> Problem to solve
Without the images, write out the whole listing exactly.

> Data section
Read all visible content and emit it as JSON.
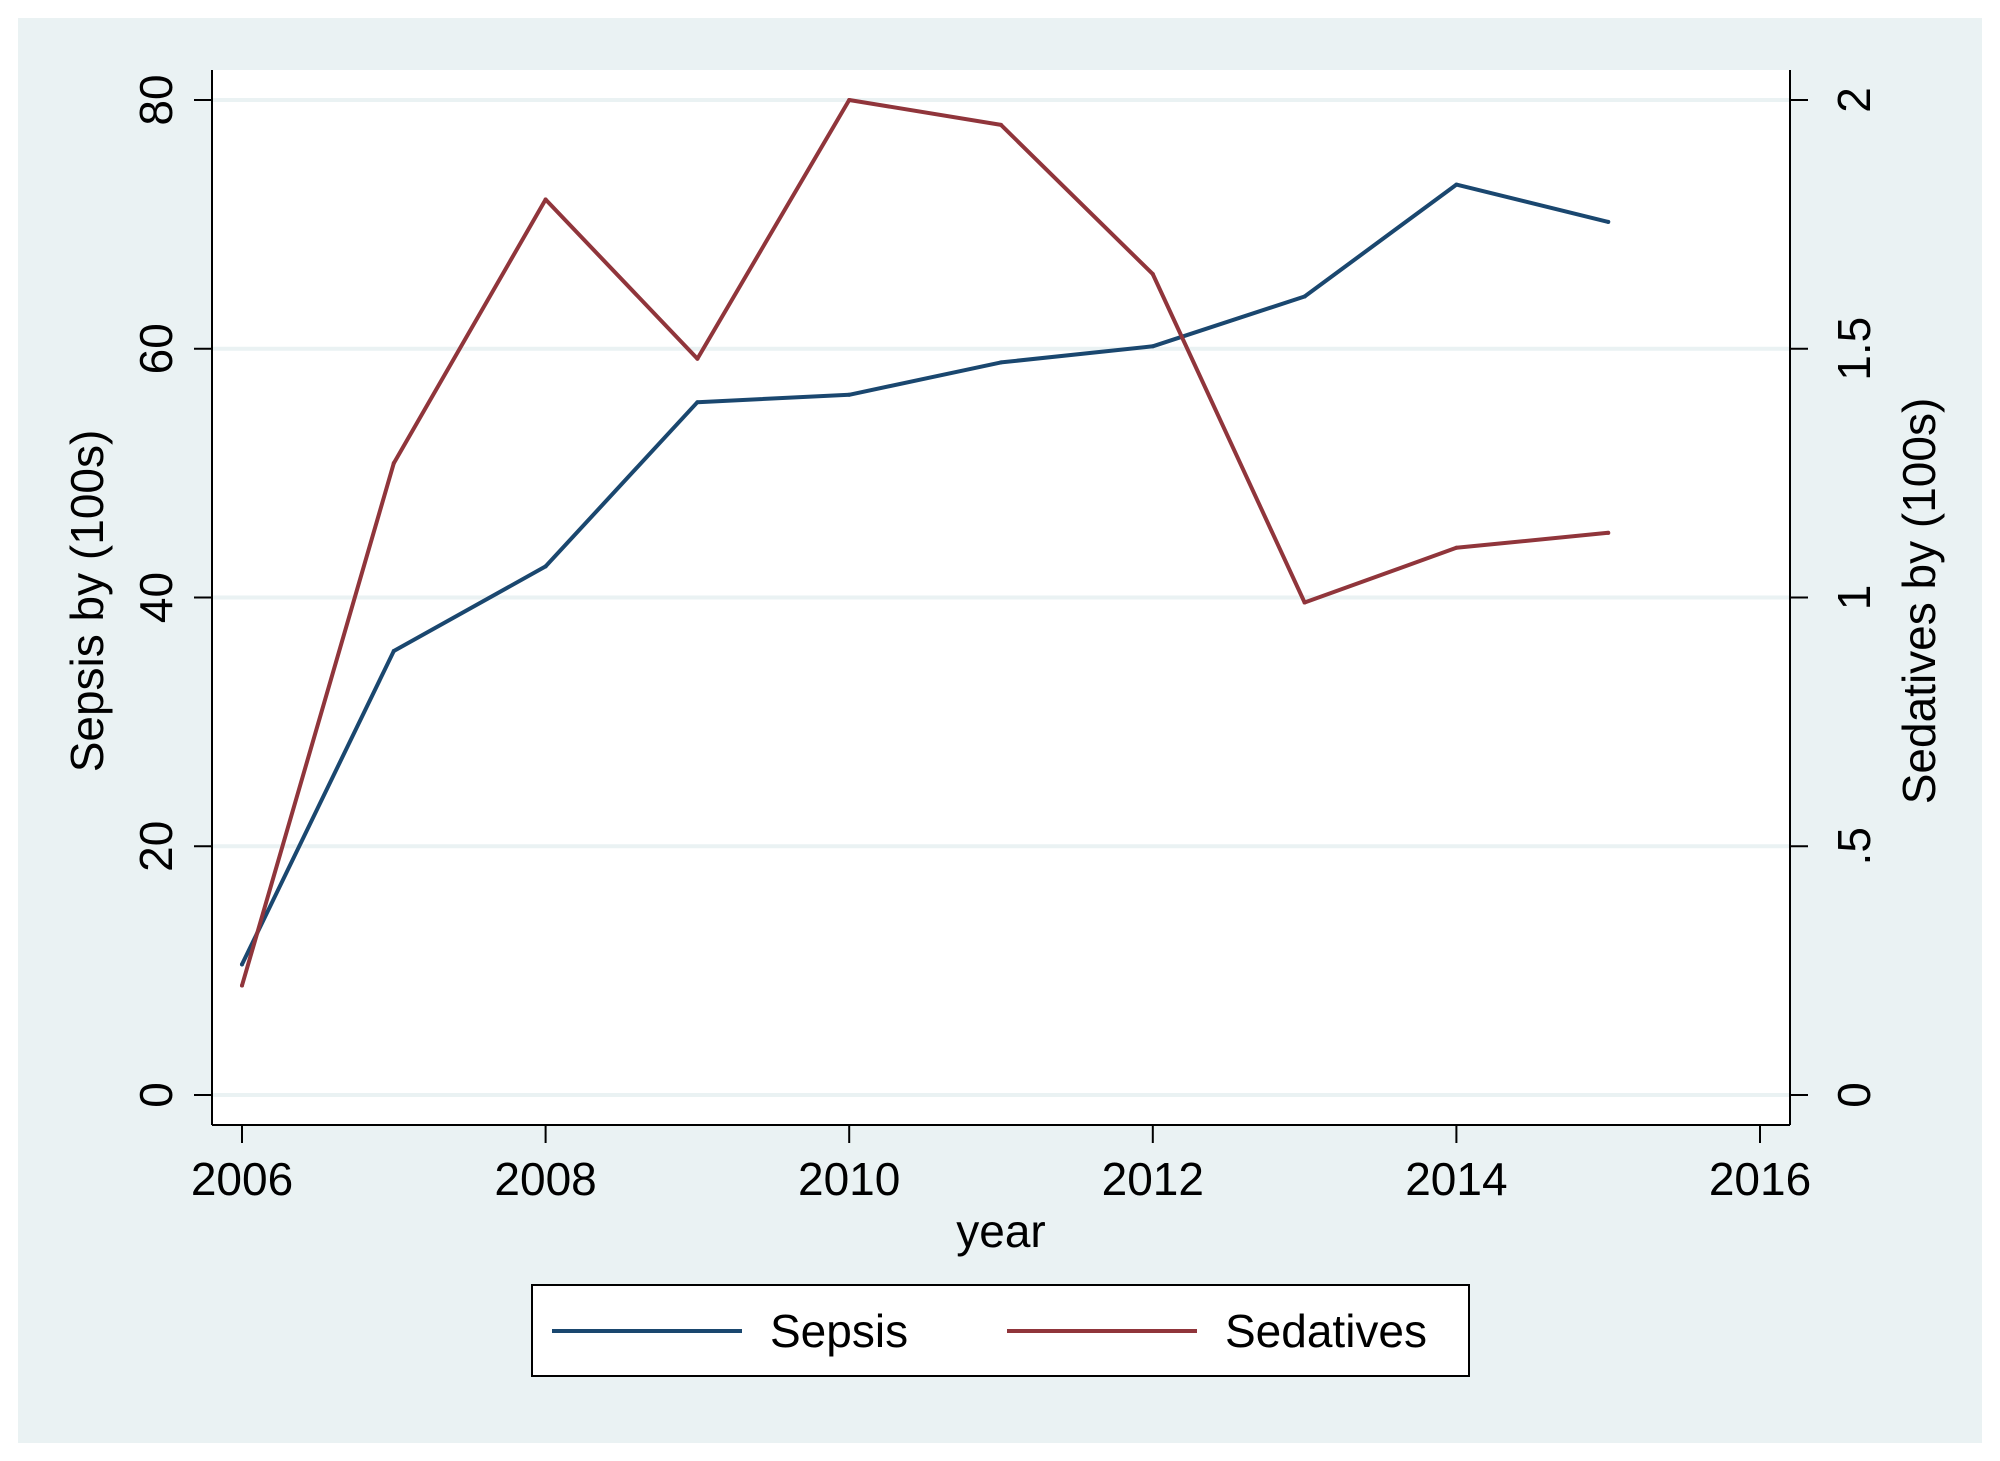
{
  "chart_data": {
    "type": "line",
    "x": [
      2006,
      2007,
      2008,
      2009,
      2010,
      2011,
      2012,
      2013,
      2014,
      2015
    ],
    "series": [
      {
        "name": "Sepsis",
        "axis": "left",
        "color": "#1a476f",
        "values": [
          10.5,
          35.7,
          42.5,
          55.7,
          56.3,
          58.9,
          60.2,
          64.2,
          73.2,
          70.2
        ]
      },
      {
        "name": "Sedatives",
        "axis": "right",
        "color": "#90353b",
        "values": [
          0.22,
          1.27,
          1.8,
          1.48,
          2.0,
          1.95,
          1.65,
          0.99,
          1.1,
          1.13
        ]
      }
    ],
    "xlabel": "year",
    "ylabel": "Sepsis by (100s)",
    "y2label": "Sedatives by (100s)",
    "xlim": [
      2006,
      2016
    ],
    "ylim": [
      0,
      80
    ],
    "y2lim": [
      0,
      2
    ],
    "xticks": [
      2006,
      2008,
      2010,
      2012,
      2014,
      2016
    ],
    "xtick_labels": [
      "2006",
      "2008",
      "2010",
      "2012",
      "2014",
      "2016"
    ],
    "yticks": [
      0,
      20,
      40,
      60,
      80
    ],
    "ytick_labels": [
      "0",
      "20",
      "40",
      "60",
      "80"
    ],
    "y2ticks": [
      0,
      0.5,
      1,
      1.5,
      2
    ],
    "y2tick_labels": [
      "0",
      ".5",
      "1",
      "1.5",
      "2"
    ],
    "grid": true,
    "legend_position": "bottom",
    "background_color": "#eaf2f3",
    "gridline_color": "#eaf2f3"
  }
}
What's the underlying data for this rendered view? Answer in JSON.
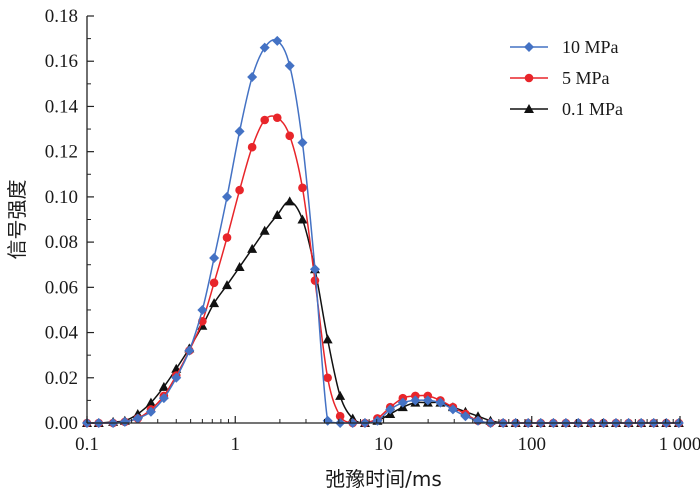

> Solved problem
Read all visible content and emit it as JSON.
{
  "chart_data": {
    "type": "line",
    "x": [
      2006,
      2007,
      2008,
      2009,
      2010,
      2011,
      2012,
      2013,
      2014,
      2015
    ],
    "series": [
      {
        "name": "Sepsis",
        "axis": "left",
        "color": "#1a476f",
        "values": [
          10.5,
          35.7,
          42.5,
          55.7,
          56.3,
          58.9,
          60.2,
          64.2,
          73.2,
          70.2
        ]
      },
      {
        "name": "Sedatives",
        "axis": "right",
        "color": "#90353b",
        "values": [
          0.22,
          1.27,
          1.8,
          1.48,
          2.0,
          1.95,
          1.65,
          0.99,
          1.1,
          1.13
        ]
      }
    ],
    "xlabel": "year",
    "ylabel": "Sepsis by (100s)",
    "y2label": "Sedatives by (100s)",
    "xlim": [
      2006,
      2016
    ],
    "ylim": [
      0,
      80
    ],
    "y2lim": [
      0,
      2
    ],
    "xticks": [
      2006,
      2008,
      2010,
      2012,
      2014,
      2016
    ],
    "xtick_labels": [
      "2006",
      "2008",
      "2010",
      "2012",
      "2014",
      "2016"
    ],
    "yticks": [
      0,
      20,
      40,
      60,
      80
    ],
    "ytick_labels": [
      "0",
      "20",
      "40",
      "60",
      "80"
    ],
    "y2ticks": [
      0,
      0.5,
      1,
      1.5,
      2
    ],
    "y2tick_labels": [
      "0",
      ".5",
      "1",
      "1.5",
      "2"
    ],
    "grid": true,
    "legend_position": "bottom",
    "background_color": "#eaf2f3",
    "gridline_color": "#eaf2f3"
  }
}
What's the underlying data for this rendered view? Answer in JSON.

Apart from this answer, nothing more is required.